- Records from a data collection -
● ● ● ● ● ● ●

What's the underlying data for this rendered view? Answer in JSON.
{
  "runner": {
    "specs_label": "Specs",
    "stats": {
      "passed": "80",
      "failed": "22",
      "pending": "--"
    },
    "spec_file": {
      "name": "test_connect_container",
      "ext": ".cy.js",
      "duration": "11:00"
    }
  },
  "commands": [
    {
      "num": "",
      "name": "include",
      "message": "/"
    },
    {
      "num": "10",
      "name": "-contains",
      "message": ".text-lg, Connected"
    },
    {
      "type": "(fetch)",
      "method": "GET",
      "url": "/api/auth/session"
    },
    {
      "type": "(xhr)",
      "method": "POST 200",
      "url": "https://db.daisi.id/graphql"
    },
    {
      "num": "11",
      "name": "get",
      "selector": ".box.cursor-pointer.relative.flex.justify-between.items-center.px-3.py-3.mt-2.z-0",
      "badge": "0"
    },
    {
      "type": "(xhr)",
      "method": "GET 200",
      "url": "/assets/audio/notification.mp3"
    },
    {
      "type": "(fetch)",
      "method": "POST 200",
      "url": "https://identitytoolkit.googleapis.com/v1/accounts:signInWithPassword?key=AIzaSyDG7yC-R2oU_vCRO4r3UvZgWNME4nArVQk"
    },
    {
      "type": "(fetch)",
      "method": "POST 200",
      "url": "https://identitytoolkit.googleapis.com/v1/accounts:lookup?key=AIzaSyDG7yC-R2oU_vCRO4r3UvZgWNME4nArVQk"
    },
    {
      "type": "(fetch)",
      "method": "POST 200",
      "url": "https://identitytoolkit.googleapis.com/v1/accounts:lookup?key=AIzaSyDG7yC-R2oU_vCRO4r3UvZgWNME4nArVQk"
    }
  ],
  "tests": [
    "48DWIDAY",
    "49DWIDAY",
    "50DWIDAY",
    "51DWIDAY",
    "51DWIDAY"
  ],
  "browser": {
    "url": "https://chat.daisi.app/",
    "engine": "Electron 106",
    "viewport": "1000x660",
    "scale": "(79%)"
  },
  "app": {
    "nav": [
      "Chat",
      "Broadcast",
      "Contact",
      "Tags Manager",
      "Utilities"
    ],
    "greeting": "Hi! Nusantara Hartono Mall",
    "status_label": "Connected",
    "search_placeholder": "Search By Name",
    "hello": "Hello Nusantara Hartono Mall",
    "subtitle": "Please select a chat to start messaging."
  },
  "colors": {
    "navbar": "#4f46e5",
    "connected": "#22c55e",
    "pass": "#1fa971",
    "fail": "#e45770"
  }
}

● ● ● ● ● ● ●

- GIVEN INSTRUCTION -
Restate each record word for word.

- RESULT -
What's the underlying data for this rendered view? Answer in JSON.
{
  "runner": {
    "specs_label": "Specs",
    "stats": {
      "passed": "80",
      "failed": "22",
      "pending": "--"
    },
    "spec_file": {
      "name": "test_connect_container",
      "ext": ".cy.js",
      "duration": "11:00"
    }
  },
  "commands": [
    {
      "num": "",
      "name": "include",
      "message": "/"
    },
    {
      "num": "10",
      "name": "-contains",
      "message": ".text-lg, Connected"
    },
    {
      "type": "(fetch)",
      "method": "GET",
      "url": "/api/auth/session"
    },
    {
      "type": "(xhr)",
      "method": "POST 200",
      "url": "https://db.daisi.id/graphql"
    },
    {
      "num": "11",
      "name": "get",
      "selector": ".box.cursor-pointer.relative.flex.justify-between.items-center.px-3.py-3.mt-2.z-0",
      "badge": "0"
    },
    {
      "type": "(xhr)",
      "method": "GET 200",
      "url": "/assets/audio/notification.mp3"
    },
    {
      "type": "(fetch)",
      "method": "POST 200",
      "url": "https://identitytoolkit.googleapis.com/v1/accounts:signInWithPassword?key=AIzaSyDG7yC-R2oU_vCRO4r3UvZgWNME4nArVQk"
    },
    {
      "type": "(fetch)",
      "method": "POST 200",
      "url": "https://identitytoolkit.googleapis.com/v1/accounts:lookup?key=AIzaSyDG7yC-R2oU_vCRO4r3UvZgWNME4nArVQk"
    },
    {
      "type": "(fetch)",
      "method": "POST 200",
      "url": "https://identitytoolkit.googleapis.com/v1/accounts:lookup?key=AIzaSyDG7yC-R2oU_vCRO4r3UvZgWNME4nArVQk"
    }
  ],
  "tests": [
    "48DWIDAY",
    "49DWIDAY",
    "50DWIDAY",
    "51DWIDAY",
    "51DWIDAY"
  ],
  "browser": {
    "url": "https://chat.daisi.app/",
    "engine": "Electron 106",
    "viewport": "1000x660",
    "scale": "(79%)"
  },
  "app": {
    "nav": [
      "Chat",
      "Broadcast",
      "Contact",
      "Tags Manager",
      "Utilities"
    ],
    "greeting": "Hi! Nusantara Hartono Mall",
    "status_label": "Connected",
    "search_placeholder": "Search By Name",
    "hello": "Hello Nusantara Hartono Mall",
    "subtitle": "Please select a chat to start messaging."
  },
  "colors": {
    "navbar": "#4f46e5",
    "connected": "#22c55e",
    "pass": "#1fa971",
    "fail": "#e45770"
  }
}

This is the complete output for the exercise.